YOUR OBJECTIVE>
Would you transcribe the whole listing exactly, minus its pictures?

PROVIDED DATA>
****

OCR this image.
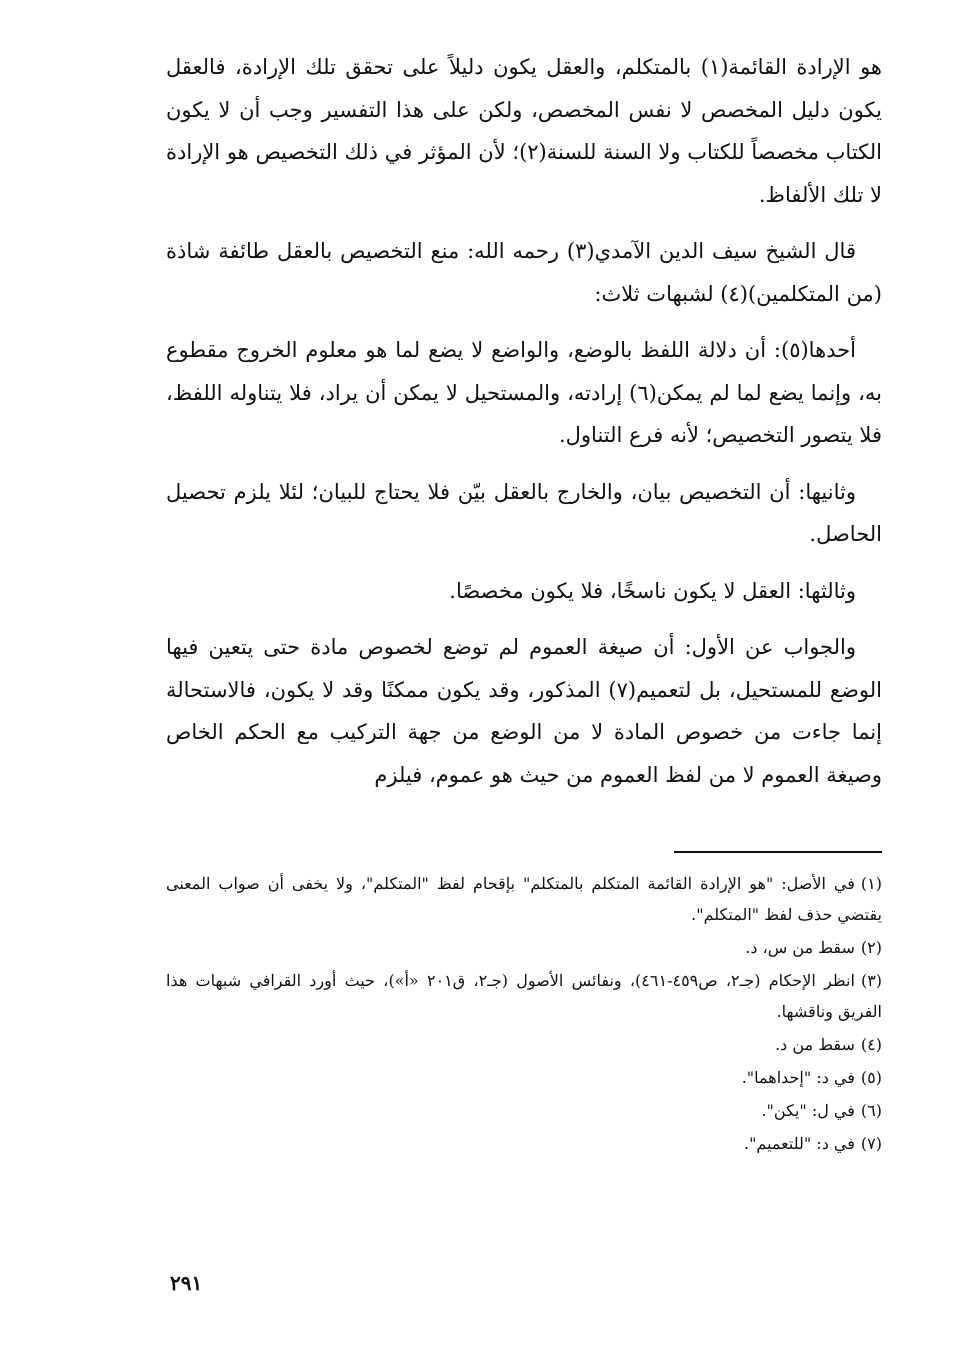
هو الإرادة القائمة(١) بالمتكلم، والعقل يكون دليلاً على تحقق تلك الإرادة، فالعقل يكون دليل المخصص لا نفس المخصص، ولكن على هذا التفسير وجب أن لا يكون الكتاب مخصصاً للكتاب ولا السنة للسنة(٢)؛ لأن المؤثر في ذلك التخصيص هو الإرادة لا تلك الألفاظ.

قال الشيخ سيف الدين الآمدي(٣) رحمه الله: منع التخصيص بالعقل طائفة شاذة (من المتكلمين)(٤) لشبهات ثلاث:

أحدها(٥): أن دلالة اللفظ بالوضع، والواضع لا يضع لما هو معلوم الخروج مقطوع به، وإنما يضع لما لم يمكن(٦) إرادته، والمستحيل لا يمكن أن يراد، فلا يتناوله اللفظ، فلا يتصور التخصيص؛ لأنه فرع التناول.

وثانيها: أن التخصيص بيان، والخارج بالعقل بيّن فلا يحتاج للبيان؛ لئلا يلزم تحصيل الحاصل.

وثالثها: العقل لا يكون ناسخًا، فلا يكون مخصصًا.

والجواب عن الأول: أن صيغة العموم لم توضع لخصوص مادة حتى يتعين فيها الوضع للمستحيل، بل لتعميم(٧) المذكور، وقد يكون ممكنًا وقد لا يكون، فالاستحالة إنما جاءت من خصوص المادة لا من الوضع من جهة التركيب مع الحكم الخاص وصيغة العموم لا من لفظ العموم من حيث هو عموم، فيلزم

(١)في الأصل: "هو الإرادة القائمة المتكلم بالمتكلم" بإقحام لفظ "المتكلم"، ولا يخفى أن صواب المعنى يقتضي حذف لفظ "المتكلم".
(٢)سقط من س، د.
(٣)انظر الإحكام (جـ٢، ص٤٥٩-٤٦١)، ونفائس الأصول (جـ٢، ق٢٠١ «أ»)، حيث أورد القرافي شبهات هذا الفريق وناقشها.
(٤)سقط من د.
(٥)في د: "إحداهما".
(٦)في ل: "يكن".
(٧)في د: "للتعميم".
٢٩١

****

FINAL RESULT>
OCR this image.
هو الإرادة القائمة(١) بالمتكلم، والعقل يكون دليلاً على تحقق تلك الإرادة، فالعقل يكون دليل المخصص لا نفس المخصص، ولكن على هذا التفسير وجب أن لا يكون الكتاب مخصصاً للكتاب ولا السنة للسنة(٢)؛ لأن المؤثر في ذلك التخصيص هو الإرادة لا تلك الألفاظ.

قال الشيخ سيف الدين الآمدي(٣) رحمه الله: منع التخصيص بالعقل طائفة شاذة (من المتكلمين)(٤) لشبهات ثلاث:

أحدها(٥): أن دلالة اللفظ بالوضع، والواضع لا يضع لما هو معلوم الخروج مقطوع به، وإنما يضع لما لم يمكن(٦) إرادته، والمستحيل لا يمكن أن يراد، فلا يتناوله اللفظ، فلا يتصور التخصيص؛ لأنه فرع التناول.

وثانيها: أن التخصيص بيان، والخارج بالعقل بيّن فلا يحتاج للبيان؛ لئلا يلزم تحصيل الحاصل.

وثالثها: العقل لا يكون ناسخًا، فلا يكون مخصصًا.

والجواب عن الأول: أن صيغة العموم لم توضع لخصوص مادة حتى يتعين فيها الوضع للمستحيل، بل لتعميم(٧) المذكور، وقد يكون ممكنًا وقد لا يكون، فالاستحالة إنما جاءت من خصوص المادة لا من الوضع من جهة التركيب مع الحكم الخاص وصيغة العموم لا من لفظ العموم من حيث هو عموم، فيلزم

(١)في الأصل: "هو الإرادة القائمة المتكلم بالمتكلم" بإقحام لفظ "المتكلم"، ولا يخفى أن صواب المعنى يقتضي حذف لفظ "المتكلم".
(٢)سقط من س، د.
(٣)انظر الإحكام (جـ٢، ص٤٥٩-٤٦١)، ونفائس الأصول (جـ٢، ق٢٠١ «أ»)، حيث أورد القرافي شبهات هذا الفريق وناقشها.
(٤)سقط من د.
(٥)في د: "إحداهما".
(٦)في ل: "يكن".
(٧)في د: "للتعميم".
٢٩١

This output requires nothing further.